(Dataset records)
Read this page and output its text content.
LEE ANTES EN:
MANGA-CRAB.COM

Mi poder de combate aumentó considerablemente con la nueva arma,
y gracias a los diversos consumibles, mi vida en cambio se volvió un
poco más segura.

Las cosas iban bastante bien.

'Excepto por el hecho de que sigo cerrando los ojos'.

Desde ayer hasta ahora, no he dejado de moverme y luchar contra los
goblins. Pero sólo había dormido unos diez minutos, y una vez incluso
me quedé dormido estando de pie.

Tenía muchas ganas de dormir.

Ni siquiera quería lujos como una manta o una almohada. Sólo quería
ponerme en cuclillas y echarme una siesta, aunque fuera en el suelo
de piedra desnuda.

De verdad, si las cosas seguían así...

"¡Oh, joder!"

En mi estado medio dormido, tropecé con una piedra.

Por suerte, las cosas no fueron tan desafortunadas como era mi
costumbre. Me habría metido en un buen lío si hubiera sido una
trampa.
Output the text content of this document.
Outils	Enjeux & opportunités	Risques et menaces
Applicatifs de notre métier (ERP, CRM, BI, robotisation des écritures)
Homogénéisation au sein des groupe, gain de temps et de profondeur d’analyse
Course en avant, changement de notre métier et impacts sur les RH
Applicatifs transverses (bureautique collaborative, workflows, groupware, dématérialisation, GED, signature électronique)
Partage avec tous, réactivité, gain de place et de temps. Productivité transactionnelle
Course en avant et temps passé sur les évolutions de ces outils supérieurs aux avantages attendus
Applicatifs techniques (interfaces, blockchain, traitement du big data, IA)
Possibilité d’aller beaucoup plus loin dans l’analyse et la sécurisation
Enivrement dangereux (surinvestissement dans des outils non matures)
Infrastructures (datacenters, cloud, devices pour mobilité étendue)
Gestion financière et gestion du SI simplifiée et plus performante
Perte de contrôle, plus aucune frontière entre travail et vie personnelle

CHALLENGE. Repeat the records above exactly, from the first line to the last.

OUTPUT OF THE TASK.
Read this page and output its text content.
LEE ANTES EN:
MANGA-CRAB.COM

Mi poder de combate aumentó considerablemente con la nueva arma,
y gracias a los diversos consumibles, mi vida en cambio se volvió un
poco más segura.

Las cosas iban bastante bien.

'Excepto por el hecho de que sigo cerrando los ojos'.

Desde ayer hasta ahora, no he dejado de moverme y luchar contra los
goblins. Pero sólo había dormido unos diez minutos, y una vez incluso
me quedé dormido estando de pie.

Tenía muchas ganas de dormir.

Ni siquiera quería lujos como una manta o una almohada. Sólo quería
ponerme en cuclillas y echarme una siesta, aunque fuera en el suelo
de piedra desnuda.

De verdad, si las cosas seguían así...

"¡Oh, joder!"

En mi estado medio dormido, tropecé con una piedra.

Por suerte, las cosas no fueron tan desafortunadas como era mi
costumbre. Me habría metido en un buen lío si hubiera sido una
trampa.
Output the text content of this document.
Outils	Enjeux & opportunités	Risques et menaces
Applicatifs de notre métier (ERP, CRM, BI, robotisation des écritures)
Homogénéisation au sein des groupe, gain de temps et de profondeur d’analyse
Course en avant, changement de notre métier et impacts sur les RH
Applicatifs transverses (bureautique collaborative, workflows, groupware, dématérialisation, GED, signature électronique)
Partage avec tous, réactivité, gain de place et de temps. Productivité transactionnelle
Course en avant et temps passé sur les évolutions de ces outils supérieurs aux avantages attendus
Applicatifs techniques (interfaces, blockchain, traitement du big data, IA)
Possibilité d’aller beaucoup plus loin dans l’analyse et la sécurisation
Enivrement dangereux (surinvestissement dans des outils non matures)
Infrastructures (datacenters, cloud, devices pour mobilité étendue)
Gestion financière et gestion du SI simplifiée et plus performante
Perte de contrôle, plus aucune frontière entre travail et vie personnelle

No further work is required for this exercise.